REQUIREMENTS »
Gather, from the listing beneath this task, every line holding the string "Dott".

STORED DATA »
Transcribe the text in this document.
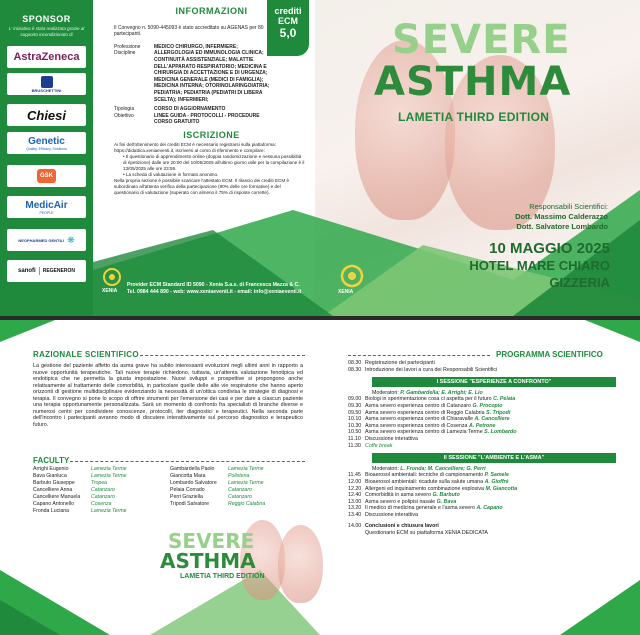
SPONSOR
L' iniziativa è stata realizzata grazie al supporto incondizionato di
AstraZeneca
BRUSCHETTINI
Chiesi
Genetic
Quality, Efficacy, Solutions
GSK
MedicAir
PEOPLE
NEOPHARMED GENTILI ❋
sanofi REGENERON
INFORMAZIONI
Il Convegno n. 5090-445093 è stato accreditato su AGENAS per 80 partecipanti.
Professione	MEDICO CHIRURGO, INFERMIERE;
Discipline	ALLERGOLOGIA ED IMMUNOLOGIA CLINICA; CONTINUITÀ ASSISTENZIALE; MALATTIE DELL'APPARATO RESPIRATORIO; MEDICINA E CHIRURGIA DI ACCETTAZIONE E DI URGENZA; MEDICINA GENERALE (MEDICI DI FAMIGLIA); MEDICINA INTERNA; OTORINOLARINGOIATRIA; PEDIATRIA; PEDIATRIA (PEDIATRI DI LIBERA SCELTA); INFERMIERI;
Tipologia	CORSO DI AGGIORNAMENTO
Obiettivo	LINEE GUIDA - PROTOCOLLI - PROCEDURE
CORSO GRATUITO
ISCRIZIONE
Ai fini dell'ottenimento dei crediti ECM è necessario registrarsi sulla piattaforma: https://didattica.xeniaeventi.it, iscriversi al corso di riferimento e compilare:
• Il questionario di apprendimento online (doppia randomizzazione e nessuna possibilità di ripetizione) dalle ore 20:00 del 10/05/2025 all'ultimo giorno utile per la compilazione è il 13/05/2025 alle ore 23:59.
• La scheda di valutazione in formato anonimo.
Nella propria sezione è possibile scaricare l'attestato ECM. Il rilascio dei crediti ECM è subordinato all'attenta verifica della partecipazione (90% delle ore formative) e del questionario di valutazione (superato con almeno il 75% di risposte corrette).
crediti
ECM
5,0	SEVERE
ASTHMA
LAMETIA THIRD EDITION
Responsabili Scientifici:
Dott. Massimo Calderazzo
Dott. Salvatore Lombardo
10 MAGGIO 2025
HOTEL MARE CHIARO GIZZERIA
XENIA
Provider ECM Standard ID 5090 - Xenia S.a.s. di Francesca Mazza & C.
Tel. 0984 444 890 - web: www.xeniaeventi.it - email: info@xeniaeventi.it	XENIA
RAZIONALE SCIENTIFICO
La gestione del paziente affetto da asma grave ha subito interessanti evoluzioni negli ultimi anni in rapporto a nuove opportunità terapeutiche. Tali nuove terapie richiedono, tuttavia, un'attenta valutazione fenotipica ed endotipica che ne permetta la giusta impostazione. Nuovi sviluppi e prospettive si propongono anche relativamente al trattamento delle comorbilità, in particolare quelle delle alte vie respiratorie che hanno aperto orizzonti di gestione multidisciplinare evidenziando la necessità di un'ottica condivisa le strategie di diagnosi e terapia. Il convegno si pone lo scopo di offrire strumenti per l'emersione dei casi e per dare a ciascun paziente una terapia opportunamente personalizzata. Sarà un momento di confronto fra specialisti di branche diverse e numerosi centri per condividere conoscenze, protocolli, iter diagnostici e terapeutici. Nella seconda parte dell'incontro i partecipanti avranno modo di discutere interattivamente sul percorso diagnostico e terapeutico futuro.
FACULTY
Arrighi Eugenio	Lamezia Terme
Bava Gianluca	Lamezia Terme
Barbuto Giuseppe	Tropea
Cancelliere Anna	Catanzaro
Cancelliere Manuela	Catanzaro
Capano Antonello	Cosenza
Fronda Luciana	Lamezia Terme
Gambardella Paolo	Lamezia Terme
Giancotta Mara	Polistena
Lombardo Salvatore	Lamezia Terme
Pelaia Corrado	Catanzaro
Perri Graziella	Catanzaro
Tripodi Salvatore	Reggio Calabria
SEVERE
ASTHMA
LAMETIA THIRD EDITION
PROGRAMMA SCIENTIFICO
08.30 Registrazione dei partecipanti
08.30 Introduzione dei lavori a cura dei Responsabili Scientifici
I SESSIONE "ESPERIENZE A CONFRONTO"
Moderatori: P. Gambardella; E. Arrighi; E. Lio
09.00 Biologi in sperimentazione cosa ci aspetta per il futuro C. Pelaia
09.30 Asma severo esperienza centro di Catanzaro G. Procopio
09.50 Asma severo esperienza centro di Reggio Calabria S. Tripodi
10.10 Asma severo esperienza centro di Chiaravalle A. Cancelliere
10.30 Asma severo esperienza centro di Cosenza A. Petrone
10.50 Asma severo esperienza centro di Lamezia Terme S. Lombardo
11.10 Discussione interattiva
11.30 Coffe break
II SESSIONE "L'AMBIENTE E L'ASMA"
Moderatori: L. Fronda; M. Cancelliere; G. Perri
11.45 Bioaerosol ambientali: tecniche di campionamento P. Samele
12.00 Bioaerosol ambientali: ricadute sulla salute umana A. Gioffrè
12.20 Allergeni ed inquinamento combinazione esplosiva M. Giancotta
12.40 Comorbidità in asma severo G. Barbuto
13.00 Asma severo e polipisi nasale G. Bava
13.20 Il medico di medicina generale e l'asma severo A. Capano
13.40 Discussione interattiva
14.00 Conclusioni e chiusura lavori
Questionario ECM su piattaforma XENIA DEDICATA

REPLY »
Dott. Massimo Calderazzo
Dott. Salvatore Lombardo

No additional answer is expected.